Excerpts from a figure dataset
■ ■ ■ ■

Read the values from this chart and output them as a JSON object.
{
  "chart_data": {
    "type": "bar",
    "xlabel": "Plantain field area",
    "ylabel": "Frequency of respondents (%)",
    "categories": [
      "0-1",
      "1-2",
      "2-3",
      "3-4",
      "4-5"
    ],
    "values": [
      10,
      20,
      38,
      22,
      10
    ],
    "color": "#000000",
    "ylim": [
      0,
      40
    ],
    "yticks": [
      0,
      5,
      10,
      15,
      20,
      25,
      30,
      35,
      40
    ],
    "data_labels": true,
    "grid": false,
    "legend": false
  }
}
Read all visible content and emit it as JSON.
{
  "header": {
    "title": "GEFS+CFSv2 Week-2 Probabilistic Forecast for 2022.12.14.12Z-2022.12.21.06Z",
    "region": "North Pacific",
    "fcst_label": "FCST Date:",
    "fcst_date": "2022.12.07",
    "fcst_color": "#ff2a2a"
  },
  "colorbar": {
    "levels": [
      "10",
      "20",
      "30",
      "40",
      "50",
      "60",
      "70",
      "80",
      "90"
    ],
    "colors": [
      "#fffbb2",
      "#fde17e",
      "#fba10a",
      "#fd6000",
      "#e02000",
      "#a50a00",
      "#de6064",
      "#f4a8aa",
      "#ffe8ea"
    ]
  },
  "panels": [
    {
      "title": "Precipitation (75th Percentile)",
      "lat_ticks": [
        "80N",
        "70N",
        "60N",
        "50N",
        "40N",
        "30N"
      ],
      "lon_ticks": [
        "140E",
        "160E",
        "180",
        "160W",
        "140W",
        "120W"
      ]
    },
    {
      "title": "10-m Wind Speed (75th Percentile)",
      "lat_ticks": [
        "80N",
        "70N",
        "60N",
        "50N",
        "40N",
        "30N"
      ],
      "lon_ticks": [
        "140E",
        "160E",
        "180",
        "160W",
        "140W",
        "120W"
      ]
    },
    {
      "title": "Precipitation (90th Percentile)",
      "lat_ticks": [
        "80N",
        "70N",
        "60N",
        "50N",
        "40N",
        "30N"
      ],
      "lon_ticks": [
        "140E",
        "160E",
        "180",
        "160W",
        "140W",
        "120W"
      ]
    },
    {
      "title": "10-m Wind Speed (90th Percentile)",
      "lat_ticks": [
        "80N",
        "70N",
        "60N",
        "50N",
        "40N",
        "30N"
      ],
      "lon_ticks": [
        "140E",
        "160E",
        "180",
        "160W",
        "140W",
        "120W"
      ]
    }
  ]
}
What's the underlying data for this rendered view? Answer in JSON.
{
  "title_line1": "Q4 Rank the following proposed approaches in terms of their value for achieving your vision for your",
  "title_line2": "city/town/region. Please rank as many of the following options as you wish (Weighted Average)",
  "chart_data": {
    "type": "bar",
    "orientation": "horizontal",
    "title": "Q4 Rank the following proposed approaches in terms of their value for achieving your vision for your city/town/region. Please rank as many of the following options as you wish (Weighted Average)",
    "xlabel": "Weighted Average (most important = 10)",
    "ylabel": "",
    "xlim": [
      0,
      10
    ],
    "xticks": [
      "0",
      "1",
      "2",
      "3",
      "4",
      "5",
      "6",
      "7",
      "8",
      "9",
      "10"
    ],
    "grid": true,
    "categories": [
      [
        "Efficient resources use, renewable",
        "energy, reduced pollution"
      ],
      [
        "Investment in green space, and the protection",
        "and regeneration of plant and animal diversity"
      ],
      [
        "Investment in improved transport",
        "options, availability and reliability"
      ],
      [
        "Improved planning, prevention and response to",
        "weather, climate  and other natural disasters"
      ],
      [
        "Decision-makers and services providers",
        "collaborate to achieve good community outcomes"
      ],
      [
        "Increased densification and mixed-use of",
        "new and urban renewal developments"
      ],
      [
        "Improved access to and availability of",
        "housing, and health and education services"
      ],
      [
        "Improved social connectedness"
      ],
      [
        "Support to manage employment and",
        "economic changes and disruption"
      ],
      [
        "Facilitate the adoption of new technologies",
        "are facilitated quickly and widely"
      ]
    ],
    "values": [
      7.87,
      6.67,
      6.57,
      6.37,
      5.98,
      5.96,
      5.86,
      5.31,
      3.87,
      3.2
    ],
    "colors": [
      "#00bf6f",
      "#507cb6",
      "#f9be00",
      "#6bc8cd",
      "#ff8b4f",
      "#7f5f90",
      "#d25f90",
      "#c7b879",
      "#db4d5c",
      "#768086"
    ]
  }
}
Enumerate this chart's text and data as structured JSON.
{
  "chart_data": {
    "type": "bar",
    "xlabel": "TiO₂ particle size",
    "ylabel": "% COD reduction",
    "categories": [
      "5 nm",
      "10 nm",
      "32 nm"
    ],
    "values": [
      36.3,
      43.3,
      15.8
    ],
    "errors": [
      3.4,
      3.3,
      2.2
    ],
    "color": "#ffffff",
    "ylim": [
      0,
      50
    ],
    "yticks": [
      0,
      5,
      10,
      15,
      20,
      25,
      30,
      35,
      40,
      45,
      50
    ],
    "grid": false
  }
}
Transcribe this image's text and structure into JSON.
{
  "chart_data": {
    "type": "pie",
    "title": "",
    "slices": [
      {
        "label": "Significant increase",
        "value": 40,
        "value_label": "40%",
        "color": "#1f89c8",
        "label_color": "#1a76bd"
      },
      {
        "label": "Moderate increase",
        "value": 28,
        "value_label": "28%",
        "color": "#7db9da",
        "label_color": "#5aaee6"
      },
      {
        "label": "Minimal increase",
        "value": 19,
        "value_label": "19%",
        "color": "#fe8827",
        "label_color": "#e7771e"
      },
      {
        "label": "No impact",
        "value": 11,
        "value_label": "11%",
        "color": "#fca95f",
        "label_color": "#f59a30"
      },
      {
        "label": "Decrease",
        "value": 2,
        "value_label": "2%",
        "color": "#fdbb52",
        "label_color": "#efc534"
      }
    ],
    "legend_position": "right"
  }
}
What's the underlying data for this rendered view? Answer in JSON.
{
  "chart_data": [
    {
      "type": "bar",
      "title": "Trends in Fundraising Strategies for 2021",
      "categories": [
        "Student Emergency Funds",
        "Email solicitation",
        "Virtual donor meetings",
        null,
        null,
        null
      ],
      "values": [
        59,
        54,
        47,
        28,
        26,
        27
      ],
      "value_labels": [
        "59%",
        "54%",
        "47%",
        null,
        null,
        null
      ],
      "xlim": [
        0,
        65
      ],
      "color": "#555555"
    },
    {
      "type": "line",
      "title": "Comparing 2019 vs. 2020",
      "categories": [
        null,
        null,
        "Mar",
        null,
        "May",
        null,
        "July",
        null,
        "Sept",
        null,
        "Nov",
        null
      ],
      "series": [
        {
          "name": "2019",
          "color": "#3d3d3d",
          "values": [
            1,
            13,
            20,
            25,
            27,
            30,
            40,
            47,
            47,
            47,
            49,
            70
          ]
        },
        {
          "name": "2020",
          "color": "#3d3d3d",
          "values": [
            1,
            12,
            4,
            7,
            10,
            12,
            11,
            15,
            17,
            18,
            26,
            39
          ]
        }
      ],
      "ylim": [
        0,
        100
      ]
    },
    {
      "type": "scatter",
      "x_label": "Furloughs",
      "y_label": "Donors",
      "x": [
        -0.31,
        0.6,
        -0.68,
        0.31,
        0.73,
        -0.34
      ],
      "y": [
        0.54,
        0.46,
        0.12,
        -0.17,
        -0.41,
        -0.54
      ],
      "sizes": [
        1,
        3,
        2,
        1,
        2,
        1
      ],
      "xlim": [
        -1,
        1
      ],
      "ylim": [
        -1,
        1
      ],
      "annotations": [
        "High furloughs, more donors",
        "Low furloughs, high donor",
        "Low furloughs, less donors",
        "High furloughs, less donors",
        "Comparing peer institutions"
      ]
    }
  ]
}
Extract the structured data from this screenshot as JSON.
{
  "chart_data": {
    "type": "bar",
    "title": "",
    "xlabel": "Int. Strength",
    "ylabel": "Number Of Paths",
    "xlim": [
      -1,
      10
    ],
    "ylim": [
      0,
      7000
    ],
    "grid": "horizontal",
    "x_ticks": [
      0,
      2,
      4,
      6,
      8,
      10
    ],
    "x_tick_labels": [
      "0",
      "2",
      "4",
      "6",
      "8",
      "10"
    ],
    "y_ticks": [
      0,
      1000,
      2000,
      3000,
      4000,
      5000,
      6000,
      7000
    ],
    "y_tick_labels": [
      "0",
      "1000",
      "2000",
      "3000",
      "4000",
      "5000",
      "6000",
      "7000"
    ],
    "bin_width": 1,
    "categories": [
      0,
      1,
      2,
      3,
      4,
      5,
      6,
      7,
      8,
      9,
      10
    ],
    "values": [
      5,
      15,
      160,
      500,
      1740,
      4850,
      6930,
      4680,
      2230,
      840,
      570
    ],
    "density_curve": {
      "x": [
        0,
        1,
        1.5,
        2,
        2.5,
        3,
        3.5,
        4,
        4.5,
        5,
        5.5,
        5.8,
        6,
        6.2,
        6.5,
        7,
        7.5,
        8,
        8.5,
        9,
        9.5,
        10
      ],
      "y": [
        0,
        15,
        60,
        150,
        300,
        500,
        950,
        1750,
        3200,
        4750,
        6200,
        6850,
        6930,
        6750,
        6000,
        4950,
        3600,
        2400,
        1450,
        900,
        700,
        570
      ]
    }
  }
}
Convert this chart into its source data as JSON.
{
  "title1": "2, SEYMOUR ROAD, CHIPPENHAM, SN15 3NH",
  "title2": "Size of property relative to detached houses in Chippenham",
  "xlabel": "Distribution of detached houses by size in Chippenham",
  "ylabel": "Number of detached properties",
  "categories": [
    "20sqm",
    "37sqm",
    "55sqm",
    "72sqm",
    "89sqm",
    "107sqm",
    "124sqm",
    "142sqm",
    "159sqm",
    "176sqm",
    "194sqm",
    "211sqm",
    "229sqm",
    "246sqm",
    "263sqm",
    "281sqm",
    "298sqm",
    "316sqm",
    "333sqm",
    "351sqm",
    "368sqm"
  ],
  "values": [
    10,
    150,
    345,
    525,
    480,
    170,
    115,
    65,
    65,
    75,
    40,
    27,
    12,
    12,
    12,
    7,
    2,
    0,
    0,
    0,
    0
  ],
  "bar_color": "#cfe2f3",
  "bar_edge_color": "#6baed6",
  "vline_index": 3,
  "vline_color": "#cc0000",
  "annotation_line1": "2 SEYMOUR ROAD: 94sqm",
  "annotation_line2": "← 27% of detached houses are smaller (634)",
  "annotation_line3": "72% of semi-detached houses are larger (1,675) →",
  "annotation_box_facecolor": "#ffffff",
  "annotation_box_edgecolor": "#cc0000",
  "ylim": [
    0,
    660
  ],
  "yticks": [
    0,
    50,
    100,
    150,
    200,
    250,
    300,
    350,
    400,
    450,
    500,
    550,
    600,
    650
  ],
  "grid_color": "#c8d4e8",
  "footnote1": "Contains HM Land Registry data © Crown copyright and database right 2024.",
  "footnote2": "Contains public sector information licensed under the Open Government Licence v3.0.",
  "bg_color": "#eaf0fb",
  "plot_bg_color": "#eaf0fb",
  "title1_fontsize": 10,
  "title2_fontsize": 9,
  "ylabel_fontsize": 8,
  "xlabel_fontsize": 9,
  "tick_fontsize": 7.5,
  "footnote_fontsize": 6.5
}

■ ■ ■ ■

▶ [Work to do]: Go through the preceding material and copy each line that has the word "Number".

▶ [Problem solution]:
    "ylabel": "Number Of Paths",
  "ylabel": "Number of detached properties",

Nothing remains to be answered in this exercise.